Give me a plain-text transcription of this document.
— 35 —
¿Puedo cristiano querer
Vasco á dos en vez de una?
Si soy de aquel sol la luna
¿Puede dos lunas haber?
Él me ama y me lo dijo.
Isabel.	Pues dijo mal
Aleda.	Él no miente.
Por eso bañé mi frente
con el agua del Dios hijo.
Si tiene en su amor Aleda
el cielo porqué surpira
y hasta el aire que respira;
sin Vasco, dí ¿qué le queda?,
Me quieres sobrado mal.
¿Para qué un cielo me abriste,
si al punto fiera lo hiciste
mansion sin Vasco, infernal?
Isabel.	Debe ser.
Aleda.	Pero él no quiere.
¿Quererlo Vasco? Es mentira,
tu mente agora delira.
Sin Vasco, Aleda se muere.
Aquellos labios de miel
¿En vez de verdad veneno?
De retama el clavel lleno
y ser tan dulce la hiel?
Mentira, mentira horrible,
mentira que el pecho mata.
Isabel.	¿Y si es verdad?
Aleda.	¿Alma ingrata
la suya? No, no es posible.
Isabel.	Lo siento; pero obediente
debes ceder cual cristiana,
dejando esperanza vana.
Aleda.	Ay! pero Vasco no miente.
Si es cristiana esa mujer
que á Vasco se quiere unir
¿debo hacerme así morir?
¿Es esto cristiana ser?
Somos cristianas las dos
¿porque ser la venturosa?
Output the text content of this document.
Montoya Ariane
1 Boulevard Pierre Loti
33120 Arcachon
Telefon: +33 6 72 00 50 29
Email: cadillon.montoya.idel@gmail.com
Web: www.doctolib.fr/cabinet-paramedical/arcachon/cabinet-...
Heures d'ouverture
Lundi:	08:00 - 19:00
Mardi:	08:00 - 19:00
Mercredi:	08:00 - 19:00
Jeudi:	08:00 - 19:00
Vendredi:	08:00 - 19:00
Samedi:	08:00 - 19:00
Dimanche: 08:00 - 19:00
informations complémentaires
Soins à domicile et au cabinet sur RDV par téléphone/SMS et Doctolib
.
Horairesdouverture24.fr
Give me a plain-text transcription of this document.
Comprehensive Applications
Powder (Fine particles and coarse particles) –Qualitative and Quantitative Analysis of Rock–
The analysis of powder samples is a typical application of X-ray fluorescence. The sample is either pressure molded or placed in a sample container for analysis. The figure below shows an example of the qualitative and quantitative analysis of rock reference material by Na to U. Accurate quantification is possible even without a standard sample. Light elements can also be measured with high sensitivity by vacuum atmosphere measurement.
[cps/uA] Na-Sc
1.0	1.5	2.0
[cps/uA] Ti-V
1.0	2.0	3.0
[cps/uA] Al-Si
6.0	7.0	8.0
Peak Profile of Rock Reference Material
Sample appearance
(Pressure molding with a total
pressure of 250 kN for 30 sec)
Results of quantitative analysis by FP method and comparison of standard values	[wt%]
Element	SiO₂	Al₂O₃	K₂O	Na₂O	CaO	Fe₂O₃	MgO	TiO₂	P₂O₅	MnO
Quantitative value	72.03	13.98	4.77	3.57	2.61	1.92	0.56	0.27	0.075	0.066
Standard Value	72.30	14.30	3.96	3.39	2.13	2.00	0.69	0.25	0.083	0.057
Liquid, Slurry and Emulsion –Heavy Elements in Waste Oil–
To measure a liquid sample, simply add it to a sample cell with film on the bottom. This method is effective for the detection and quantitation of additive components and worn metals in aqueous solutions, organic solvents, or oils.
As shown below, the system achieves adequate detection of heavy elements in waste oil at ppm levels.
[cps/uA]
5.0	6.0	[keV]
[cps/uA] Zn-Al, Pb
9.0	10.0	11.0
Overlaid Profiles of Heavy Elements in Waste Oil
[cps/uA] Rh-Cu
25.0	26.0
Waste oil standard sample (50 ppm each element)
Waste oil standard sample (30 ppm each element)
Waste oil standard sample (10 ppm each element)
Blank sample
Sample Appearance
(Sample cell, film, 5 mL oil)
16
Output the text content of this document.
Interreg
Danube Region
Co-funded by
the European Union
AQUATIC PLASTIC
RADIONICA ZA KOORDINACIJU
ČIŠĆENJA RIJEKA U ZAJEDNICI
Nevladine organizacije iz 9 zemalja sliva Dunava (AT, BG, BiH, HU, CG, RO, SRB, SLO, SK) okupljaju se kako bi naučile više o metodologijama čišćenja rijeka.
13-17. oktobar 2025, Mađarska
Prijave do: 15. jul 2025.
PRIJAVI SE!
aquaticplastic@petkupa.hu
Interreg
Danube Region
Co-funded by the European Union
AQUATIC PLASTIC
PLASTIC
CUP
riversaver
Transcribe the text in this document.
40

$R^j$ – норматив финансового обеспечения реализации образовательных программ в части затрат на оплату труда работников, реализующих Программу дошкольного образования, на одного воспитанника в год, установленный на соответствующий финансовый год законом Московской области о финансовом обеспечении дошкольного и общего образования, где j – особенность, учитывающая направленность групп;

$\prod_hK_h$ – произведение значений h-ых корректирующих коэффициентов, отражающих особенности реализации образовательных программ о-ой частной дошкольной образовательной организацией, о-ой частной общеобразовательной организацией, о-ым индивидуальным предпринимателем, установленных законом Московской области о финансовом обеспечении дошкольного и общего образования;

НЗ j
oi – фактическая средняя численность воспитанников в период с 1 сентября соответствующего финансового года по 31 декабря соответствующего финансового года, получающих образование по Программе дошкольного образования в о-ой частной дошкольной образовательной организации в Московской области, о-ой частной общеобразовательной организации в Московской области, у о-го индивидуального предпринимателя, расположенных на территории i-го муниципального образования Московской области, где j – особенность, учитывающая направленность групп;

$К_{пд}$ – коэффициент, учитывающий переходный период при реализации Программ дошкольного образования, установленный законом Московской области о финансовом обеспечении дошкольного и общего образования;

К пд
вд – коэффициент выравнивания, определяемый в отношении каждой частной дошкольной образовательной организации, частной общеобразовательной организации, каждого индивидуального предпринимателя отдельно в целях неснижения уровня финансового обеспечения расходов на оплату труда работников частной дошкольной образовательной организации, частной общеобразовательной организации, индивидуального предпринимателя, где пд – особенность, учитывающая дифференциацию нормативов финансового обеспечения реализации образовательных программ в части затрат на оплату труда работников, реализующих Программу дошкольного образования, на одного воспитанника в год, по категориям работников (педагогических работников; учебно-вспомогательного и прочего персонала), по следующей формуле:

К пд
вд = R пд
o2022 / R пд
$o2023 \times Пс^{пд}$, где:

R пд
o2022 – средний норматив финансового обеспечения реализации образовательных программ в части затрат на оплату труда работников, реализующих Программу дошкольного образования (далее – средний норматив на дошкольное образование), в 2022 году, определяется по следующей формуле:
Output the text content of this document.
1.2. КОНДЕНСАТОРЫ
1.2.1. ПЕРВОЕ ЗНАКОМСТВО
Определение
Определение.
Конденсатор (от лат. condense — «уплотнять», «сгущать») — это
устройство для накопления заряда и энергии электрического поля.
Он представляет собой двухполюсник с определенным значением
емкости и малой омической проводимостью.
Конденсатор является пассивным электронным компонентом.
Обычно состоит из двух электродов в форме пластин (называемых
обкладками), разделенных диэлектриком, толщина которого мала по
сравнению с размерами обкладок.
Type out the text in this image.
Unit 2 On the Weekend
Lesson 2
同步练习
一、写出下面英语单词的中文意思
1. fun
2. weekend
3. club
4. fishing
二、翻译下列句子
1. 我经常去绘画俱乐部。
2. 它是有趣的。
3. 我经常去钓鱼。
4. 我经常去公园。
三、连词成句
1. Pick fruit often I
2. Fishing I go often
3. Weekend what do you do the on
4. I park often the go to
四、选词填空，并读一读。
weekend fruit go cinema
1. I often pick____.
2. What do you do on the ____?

- - - -

Problem details: Above are some records; repeat all of them exactly.

Worked answer:
Give me a plain-text transcription of this document.
— 35 —
¿Puedo cristiano querer
Vasco á dos en vez de una?
Si soy de aquel sol la luna
¿Puede dos lunas haber?
Él me ama y me lo dijo.
Isabel.	Pues dijo mal
Aleda.	Él no miente.
Por eso bañé mi frente
con el agua del Dios hijo.
Si tiene en su amor Aleda
el cielo porqué surpira
y hasta el aire que respira;
sin Vasco, dí ¿qué le queda?,
Me quieres sobrado mal.
¿Para qué un cielo me abriste,
si al punto fiera lo hiciste
mansion sin Vasco, infernal?
Isabel.	Debe ser.
Aleda.	Pero él no quiere.
¿Quererlo Vasco? Es mentira,
tu mente agora delira.
Sin Vasco, Aleda se muere.
Aquellos labios de miel
¿En vez de verdad veneno?
De retama el clavel lleno
y ser tan dulce la hiel?
Mentira, mentira horrible,
mentira que el pecho mata.
Isabel.	¿Y si es verdad?
Aleda.	¿Alma ingrata
la suya? No, no es posible.
Isabel.	Lo siento; pero obediente
debes ceder cual cristiana,
dejando esperanza vana.
Aleda.	Ay! pero Vasco no miente.
Si es cristiana esa mujer
que á Vasco se quiere unir
¿debo hacerme así morir?
¿Es esto cristiana ser?
Somos cristianas las dos
¿porque ser la venturosa?
Output the text content of this document.
Montoya Ariane
1 Boulevard Pierre Loti
33120 Arcachon
Telefon: +33 6 72 00 50 29
Email: cadillon.montoya.idel@gmail.com
Web: www.doctolib.fr/cabinet-paramedical/arcachon/cabinet-...
Heures d'ouverture
Lundi:	08:00 - 19:00
Mardi:	08:00 - 19:00
Mercredi:	08:00 - 19:00
Jeudi:	08:00 - 19:00
Vendredi:	08:00 - 19:00
Samedi:	08:00 - 19:00
Dimanche: 08:00 - 19:00
informations complémentaires
Soins à domicile et au cabinet sur RDV par téléphone/SMS et Doctolib
.
Horairesdouverture24.fr
Give me a plain-text transcription of this document.
Comprehensive Applications
Powder (Fine particles and coarse particles) –Qualitative and Quantitative Analysis of Rock–
The analysis of powder samples is a typical application of X-ray fluorescence. The sample is either pressure molded or placed in a sample container for analysis. The figure below shows an example of the qualitative and quantitative analysis of rock reference material by Na to U. Accurate quantification is possible even without a standard sample. Light elements can also be measured with high sensitivity by vacuum atmosphere measurement.
[cps/uA] Na-Sc
1.0	1.5	2.0
[cps/uA] Ti-V
1.0	2.0	3.0
[cps/uA] Al-Si
6.0	7.0	8.0
Peak Profile of Rock Reference Material
Sample appearance
(Pressure molding with a total
pressure of 250 kN for 30 sec)
Results of quantitative analysis by FP method and comparison of standard values	[wt%]
Element	SiO₂	Al₂O₃	K₂O	Na₂O	CaO	Fe₂O₃	MgO	TiO₂	P₂O₅	MnO
Quantitative value	72.03	13.98	4.77	3.57	2.61	1.92	0.56	0.27	0.075	0.066
Standard Value	72.30	14.30	3.96	3.39	2.13	2.00	0.69	0.25	0.083	0.057
Liquid, Slurry and Emulsion –Heavy Elements in Waste Oil–
To measure a liquid sample, simply add it to a sample cell with film on the bottom. This method is effective for the detection and quantitation of additive components and worn metals in aqueous solutions, organic solvents, or oils.
As shown below, the system achieves adequate detection of heavy elements in waste oil at ppm levels.
[cps/uA]
5.0	6.0	[keV]
[cps/uA] Zn-Al, Pb
9.0	10.0	11.0
Overlaid Profiles of Heavy Elements in Waste Oil
[cps/uA] Rh-Cu
25.0	26.0
Waste oil standard sample (50 ppm each element)
Waste oil standard sample (30 ppm each element)
Waste oil standard sample (10 ppm each element)
Blank sample
Sample Appearance
(Sample cell, film, 5 mL oil)
16
Output the text content of this document.
Interreg
Danube Region
Co-funded by
the European Union
AQUATIC PLASTIC
RADIONICA ZA KOORDINACIJU
ČIŠĆENJA RIJEKA U ZAJEDNICI
Nevladine organizacije iz 9 zemalja sliva Dunava (AT, BG, BiH, HU, CG, RO, SRB, SLO, SK) okupljaju se kako bi naučile više o metodologijama čišćenja rijeka.
13-17. oktobar 2025, Mađarska
Prijave do: 15. jul 2025.
PRIJAVI SE!
aquaticplastic@petkupa.hu
Interreg
Danube Region
Co-funded by the European Union
AQUATIC PLASTIC
PLASTIC
CUP
riversaver
Transcribe the text in this document.
40

$R^j$ – норматив финансового обеспечения реализации образовательных программ в части затрат на оплату труда работников, реализующих Программу дошкольного образования, на одного воспитанника в год, установленный на соответствующий финансовый год законом Московской области о финансовом обеспечении дошкольного и общего образования, где j – особенность, учитывающая направленность групп;

$\prod_hK_h$ – произведение значений h-ых корректирующих коэффициентов, отражающих особенности реализации образовательных программ о-ой частной дошкольной образовательной организацией, о-ой частной общеобразовательной организацией, о-ым индивидуальным предпринимателем, установленных законом Московской области о финансовом обеспечении дошкольного и общего образования;

НЗ j
oi – фактическая средняя численность воспитанников в период с 1 сентября соответствующего финансового года по 31 декабря соответствующего финансового года, получающих образование по Программе дошкольного образования в о-ой частной дошкольной образовательной организации в Московской области, о-ой частной общеобразовательной организации в Московской области, у о-го индивидуального предпринимателя, расположенных на территории i-го муниципального образования Московской области, где j – особенность, учитывающая направленность групп;

$К_{пд}$ – коэффициент, учитывающий переходный период при реализации Программ дошкольного образования, установленный законом Московской области о финансовом обеспечении дошкольного и общего образования;

К пд
вд – коэффициент выравнивания, определяемый в отношении каждой частной дошкольной образовательной организации, частной общеобразовательной организации, каждого индивидуального предпринимателя отдельно в целях неснижения уровня финансового обеспечения расходов на оплату труда работников частной дошкольной образовательной организации, частной общеобразовательной организации, индивидуального предпринимателя, где пд – особенность, учитывающая дифференциацию нормативов финансового обеспечения реализации образовательных программ в части затрат на оплату труда работников, реализующих Программу дошкольного образования, на одного воспитанника в год, по категориям работников (педагогических работников; учебно-вспомогательного и прочего персонала), по следующей формуле:

К пд
вд = R пд
o2022 / R пд
$o2023 \times Пс^{пд}$, где:

R пд
o2022 – средний норматив финансового обеспечения реализации образовательных программ в части затрат на оплату труда работников, реализующих Программу дошкольного образования (далее – средний норматив на дошкольное образование), в 2022 году, определяется по следующей формуле:
Output the text content of this document.
1.2. КОНДЕНСАТОРЫ
1.2.1. ПЕРВОЕ ЗНАКОМСТВО
Определение
Определение.
Конденсатор (от лат. condense — «уплотнять», «сгущать») — это
устройство для накопления заряда и энергии электрического поля.
Он представляет собой двухполюсник с определенным значением
емкости и малой омической проводимостью.
Конденсатор является пассивным электронным компонентом.
Обычно состоит из двух электродов в форме пластин (называемых
обкладками), разделенных диэлектриком, толщина которого мала по
сравнению с размерами обкладок.
Type out the text in this image.
Unit 2 On the Weekend
Lesson 2
同步练习
一、写出下面英语单词的中文意思
1. fun
2. weekend
3. club
4. fishing
二、翻译下列句子
1. 我经常去绘画俱乐部。
2. 它是有趣的。
3. 我经常去钓鱼。
4. 我经常去公园。
三、连词成句
1. Pick fruit often I
2. Fishing I go often
3. Weekend what do you do the on
4. I park often the go to
四、选词填空，并读一读。
weekend fruit go cinema
1. I often pick____.
2. What do you do on the ____?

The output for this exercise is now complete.